── Supplied material ──
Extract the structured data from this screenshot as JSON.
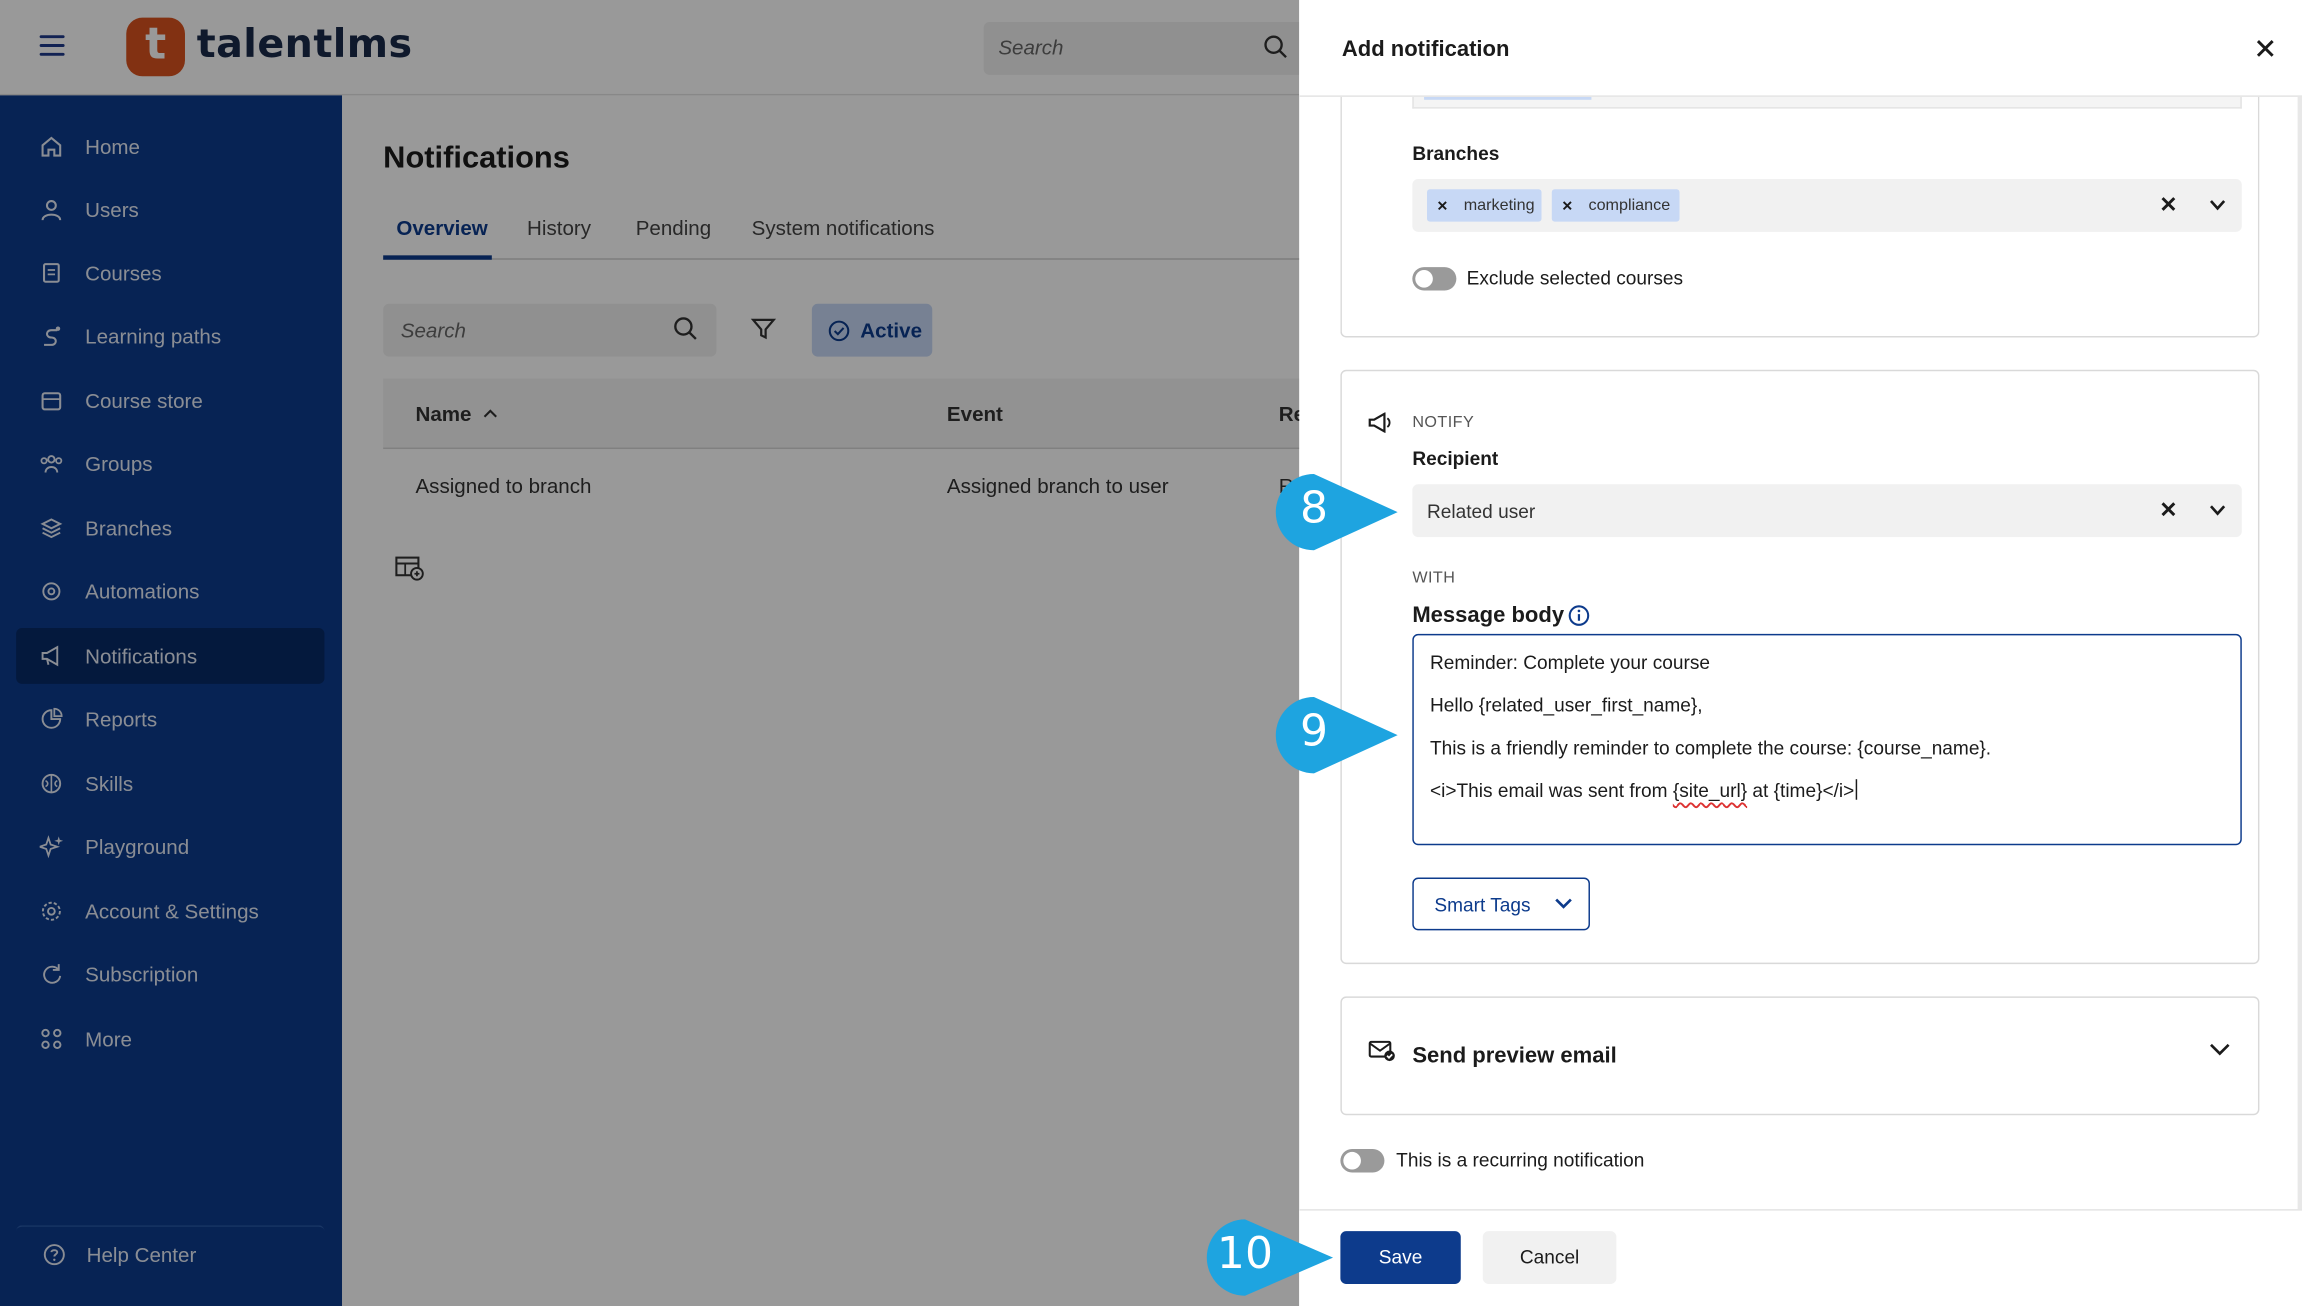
{
  "app": {
    "brand": "talentlms",
    "brand_letter": "t",
    "top_search_placeholder": "Search"
  },
  "sidebar": {
    "items": [
      {
        "label": "Home",
        "icon": "home-icon"
      },
      {
        "label": "Users",
        "icon": "user-icon"
      },
      {
        "label": "Courses",
        "icon": "book-icon"
      },
      {
        "label": "Learning paths",
        "icon": "path-icon"
      },
      {
        "label": "Course store",
        "icon": "store-icon"
      },
      {
        "label": "Groups",
        "icon": "groups-icon"
      },
      {
        "label": "Branches",
        "icon": "layers-icon"
      },
      {
        "label": "Automations",
        "icon": "automation-icon"
      },
      {
        "label": "Notifications",
        "icon": "megaphone-icon"
      },
      {
        "label": "Reports",
        "icon": "pie-chart-icon"
      },
      {
        "label": "Skills",
        "icon": "brain-icon"
      },
      {
        "label": "Playground",
        "icon": "sparkle-icon"
      },
      {
        "label": "Account & Settings",
        "icon": "gear-icon"
      },
      {
        "label": "Subscription",
        "icon": "refresh-icon"
      },
      {
        "label": "More",
        "icon": "grid-icon"
      }
    ],
    "active": "Notifications",
    "help": "Help Center"
  },
  "main": {
    "title": "Notifications",
    "tabs": [
      "Overview",
      "History",
      "Pending",
      "System notifications"
    ],
    "active_tab": "Overview",
    "search_placeholder": "Search",
    "active_filter": "Active",
    "table": {
      "columns": [
        "Name",
        "Event",
        "Re"
      ],
      "rows": [
        [
          "Assigned to branch",
          "Assigned branch to user",
          "Re"
        ]
      ]
    }
  },
  "drawer": {
    "title": "Add notification",
    "branches": {
      "label": "Branches",
      "chips": [
        "marketing",
        "compliance"
      ]
    },
    "exclude_label": "Exclude selected courses",
    "notify": {
      "section_label": "NOTIFY",
      "recipient_label": "Recipient",
      "recipient_value": "Related user",
      "with_label": "WITH",
      "message_label": "Message body",
      "message_lines": [
        "Reminder: Complete your course",
        "Hello {related_user_first_name},",
        "This is a friendly reminder to complete the course: {course_name}.",
        "<i>This email was sent from ",
        "{site_url}",
        " at {time}</i>"
      ],
      "smart_tags": "Smart Tags"
    },
    "preview": "Send preview email",
    "recurring": "This is a recurring notification",
    "save": "Save",
    "cancel": "Cancel"
  },
  "callouts": [
    "8",
    "9",
    "10"
  ],
  "colors": {
    "brand_orange": "#d9531e",
    "sidebar_blue": "#0d3b8c",
    "callout_blue": "#1ea4e0",
    "chip_blue": "#c7d8f5"
  }
}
───
**Your instructions:** Return each line exactly as written. Any picture gets left out.

**Output for this exercise:**
Extract the structured data from this screenshot as JSON.
{
  "app": {
    "brand": "talentlms",
    "brand_letter": "t",
    "top_search_placeholder": "Search"
  },
  "sidebar": {
    "items": [
      {
        "label": "Home",
        "icon": "home-icon"
      },
      {
        "label": "Users",
        "icon": "user-icon"
      },
      {
        "label": "Courses",
        "icon": "book-icon"
      },
      {
        "label": "Learning paths",
        "icon": "path-icon"
      },
      {
        "label": "Course store",
        "icon": "store-icon"
      },
      {
        "label": "Groups",
        "icon": "groups-icon"
      },
      {
        "label": "Branches",
        "icon": "layers-icon"
      },
      {
        "label": "Automations",
        "icon": "automation-icon"
      },
      {
        "label": "Notifications",
        "icon": "megaphone-icon"
      },
      {
        "label": "Reports",
        "icon": "pie-chart-icon"
      },
      {
        "label": "Skills",
        "icon": "brain-icon"
      },
      {
        "label": "Playground",
        "icon": "sparkle-icon"
      },
      {
        "label": "Account & Settings",
        "icon": "gear-icon"
      },
      {
        "label": "Subscription",
        "icon": "refresh-icon"
      },
      {
        "label": "More",
        "icon": "grid-icon"
      }
    ],
    "active": "Notifications",
    "help": "Help Center"
  },
  "main": {
    "title": "Notifications",
    "tabs": [
      "Overview",
      "History",
      "Pending",
      "System notifications"
    ],
    "active_tab": "Overview",
    "search_placeholder": "Search",
    "active_filter": "Active",
    "table": {
      "columns": [
        "Name",
        "Event",
        "Re"
      ],
      "rows": [
        [
          "Assigned to branch",
          "Assigned branch to user",
          "Re"
        ]
      ]
    }
  },
  "drawer": {
    "title": "Add notification",
    "branches": {
      "label": "Branches",
      "chips": [
        "marketing",
        "compliance"
      ]
    },
    "exclude_label": "Exclude selected courses",
    "notify": {
      "section_label": "NOTIFY",
      "recipient_label": "Recipient",
      "recipient_value": "Related user",
      "with_label": "WITH",
      "message_label": "Message body",
      "message_lines": [
        "Reminder: Complete your course",
        "Hello {related_user_first_name},",
        "This is a friendly reminder to complete the course: {course_name}.",
        "<i>This email was sent from ",
        "{site_url}",
        " at {time}</i>"
      ],
      "smart_tags": "Smart Tags"
    },
    "preview": "Send preview email",
    "recurring": "This is a recurring notification",
    "save": "Save",
    "cancel": "Cancel"
  },
  "callouts": [
    "8",
    "9",
    "10"
  ],
  "colors": {
    "brand_orange": "#d9531e",
    "sidebar_blue": "#0d3b8c",
    "callout_blue": "#1ea4e0",
    "chip_blue": "#c7d8f5"
  }
}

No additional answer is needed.